## Document excerpt
-------

Blavatsky claimed that the ascended master Morya had appeared to her in visions throughout her childhood, and would meet him in the flesh as a young adult. Throughout her life, Blavatsky would be in contact with other AMs, in particular Koot Hoomi, Master Hilarion, Serapis Bey, and Djwal Khul. There is a 25-year period preceding the formation of the Theosophical Society where no personal records of Blavatsky survive, her travels into Asia are unsubstantiated, and the independent reports of friends and family are viewed as dubious. It was during this period that Blavatsky’s first meetings with many of the AMs occurred, and at least one writer speculates that the AMs, as Blavatsky describes them, were actually based on people she knew in real life.

HPB had come of age and into prominence during the mid to late 1800s, a period that not only saw significant social change in America with regards to women’s rights and slavery, but also the boom of Spiritualism. Women were viewed as especially effective and desirable mediums, which allowed, albeit for a short time, a very profitable alternative to becoming a housewife or enduring back-breaking domestic labour. While Blavatsky’s rise to fame and easy attraction of devotees should be of no surprise, she nevertheless attracted her own critics and skeptics. But, even at their worst, Blatvatsky’s reputation was damaged not by her claims about the ascended masters, but that she utilised the same seance parlour tricks as the other dime-a-dozen mediums.

-------

## Dataset items
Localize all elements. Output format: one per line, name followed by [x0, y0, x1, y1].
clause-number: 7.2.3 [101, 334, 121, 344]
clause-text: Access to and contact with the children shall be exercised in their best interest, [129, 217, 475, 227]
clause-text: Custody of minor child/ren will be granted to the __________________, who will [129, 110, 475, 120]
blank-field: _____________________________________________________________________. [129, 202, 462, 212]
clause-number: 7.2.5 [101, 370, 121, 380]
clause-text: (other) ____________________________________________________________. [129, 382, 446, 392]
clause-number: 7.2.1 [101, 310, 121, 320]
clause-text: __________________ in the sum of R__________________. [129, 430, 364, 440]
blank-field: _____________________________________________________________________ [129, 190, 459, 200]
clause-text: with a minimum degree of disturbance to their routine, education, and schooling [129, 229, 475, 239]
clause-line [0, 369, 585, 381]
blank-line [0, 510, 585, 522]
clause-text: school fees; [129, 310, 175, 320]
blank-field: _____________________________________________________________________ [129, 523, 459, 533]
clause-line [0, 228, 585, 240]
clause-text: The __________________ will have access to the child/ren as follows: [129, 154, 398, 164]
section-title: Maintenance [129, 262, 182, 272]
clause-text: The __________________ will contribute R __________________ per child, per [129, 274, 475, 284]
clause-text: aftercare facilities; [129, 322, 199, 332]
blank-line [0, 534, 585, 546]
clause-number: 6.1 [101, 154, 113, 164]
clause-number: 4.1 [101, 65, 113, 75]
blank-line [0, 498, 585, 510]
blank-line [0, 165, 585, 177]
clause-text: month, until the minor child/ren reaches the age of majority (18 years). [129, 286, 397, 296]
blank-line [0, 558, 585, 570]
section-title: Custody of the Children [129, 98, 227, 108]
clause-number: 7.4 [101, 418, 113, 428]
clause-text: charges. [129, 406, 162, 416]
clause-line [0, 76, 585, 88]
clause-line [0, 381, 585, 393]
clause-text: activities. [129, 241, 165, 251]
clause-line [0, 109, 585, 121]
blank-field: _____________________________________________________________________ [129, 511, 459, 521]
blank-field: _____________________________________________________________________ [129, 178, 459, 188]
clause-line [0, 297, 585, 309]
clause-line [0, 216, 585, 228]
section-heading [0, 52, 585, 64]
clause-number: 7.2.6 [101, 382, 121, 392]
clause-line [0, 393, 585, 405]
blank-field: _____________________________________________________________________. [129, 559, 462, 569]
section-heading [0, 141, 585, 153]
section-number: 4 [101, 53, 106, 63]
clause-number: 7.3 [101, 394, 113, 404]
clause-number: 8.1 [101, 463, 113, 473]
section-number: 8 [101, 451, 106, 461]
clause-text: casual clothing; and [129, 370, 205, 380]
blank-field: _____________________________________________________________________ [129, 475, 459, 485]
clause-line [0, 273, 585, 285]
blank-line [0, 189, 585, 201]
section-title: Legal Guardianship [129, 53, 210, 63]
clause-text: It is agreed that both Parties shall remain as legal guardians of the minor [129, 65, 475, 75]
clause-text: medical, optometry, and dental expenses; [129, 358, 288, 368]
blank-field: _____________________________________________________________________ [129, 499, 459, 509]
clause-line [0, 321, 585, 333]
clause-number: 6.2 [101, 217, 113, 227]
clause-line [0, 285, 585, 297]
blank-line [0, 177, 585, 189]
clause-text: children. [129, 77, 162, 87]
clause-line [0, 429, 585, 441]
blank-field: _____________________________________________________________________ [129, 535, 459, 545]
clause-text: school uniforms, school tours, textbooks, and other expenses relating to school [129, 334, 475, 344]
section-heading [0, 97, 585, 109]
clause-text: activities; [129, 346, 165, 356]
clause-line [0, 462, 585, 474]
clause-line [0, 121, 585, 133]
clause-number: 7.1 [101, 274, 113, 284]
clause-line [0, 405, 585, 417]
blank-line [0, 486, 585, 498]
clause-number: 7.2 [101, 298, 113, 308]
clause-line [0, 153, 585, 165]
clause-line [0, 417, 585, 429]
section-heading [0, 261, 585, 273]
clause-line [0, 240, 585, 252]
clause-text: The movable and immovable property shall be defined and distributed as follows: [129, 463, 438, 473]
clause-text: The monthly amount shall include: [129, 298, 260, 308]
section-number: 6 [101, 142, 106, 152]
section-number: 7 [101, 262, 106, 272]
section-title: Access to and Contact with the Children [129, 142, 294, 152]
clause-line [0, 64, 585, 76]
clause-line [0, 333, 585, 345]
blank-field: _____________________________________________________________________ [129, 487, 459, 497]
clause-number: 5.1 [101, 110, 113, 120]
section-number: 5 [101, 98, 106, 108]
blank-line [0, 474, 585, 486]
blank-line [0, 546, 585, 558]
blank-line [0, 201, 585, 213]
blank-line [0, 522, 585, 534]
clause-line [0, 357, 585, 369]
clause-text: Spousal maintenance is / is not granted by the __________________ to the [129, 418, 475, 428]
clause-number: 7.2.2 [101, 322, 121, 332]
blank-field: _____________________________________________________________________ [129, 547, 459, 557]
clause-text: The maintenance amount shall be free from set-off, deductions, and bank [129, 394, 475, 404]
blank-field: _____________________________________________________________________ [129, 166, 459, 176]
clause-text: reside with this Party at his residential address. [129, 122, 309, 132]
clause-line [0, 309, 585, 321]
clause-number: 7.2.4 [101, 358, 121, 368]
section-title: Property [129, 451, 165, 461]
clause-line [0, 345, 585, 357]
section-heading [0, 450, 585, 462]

-------

## Tasks to carry out
**a)** In the passage on Blavatsky, which ascended master does she say appeared to her in visions throughout her childhood?
**b)** Using the passage on Blavatsky, explain why being a medium was a profitable option for women at that time.
**c)** Reproduce the passage on Blavatsky word for word, starting with "HPB had come" and going on through "other dime-a-dozen mediums.".
These dataset items have no connection to the passage on Blavatsky.

## Written responses
**a)** Morya

**b)** During the boom of Spiritualism, women were viewed as especially effective and desirable mediums. For a short time, this made mediumship a very profitable alternative to becoming a housewife or enduring back-breaking domestic labor.

**c)**
HPB had come of age and into prominence during the mid to late 1800s, a period that not only saw significant social change in America with regards to women’s rights and slavery, but also the boom of Spiritualism. Women were viewed as especially effective and desirable mediums, which allowed, albeit for a short time, a very profitable alternative to becoming a housewife or enduring back-breaking domestic labour. While Blavatsky’s rise to fame and easy attraction of devotees should be of no surprise, she nevertheless attracted her own critics and skeptics. But, even at their worst, Blatvatsky’s reputation was damaged not by her claims about the ascended masters, but that she utilised the same seance parlour tricks as the other dime-a-dozen mediums.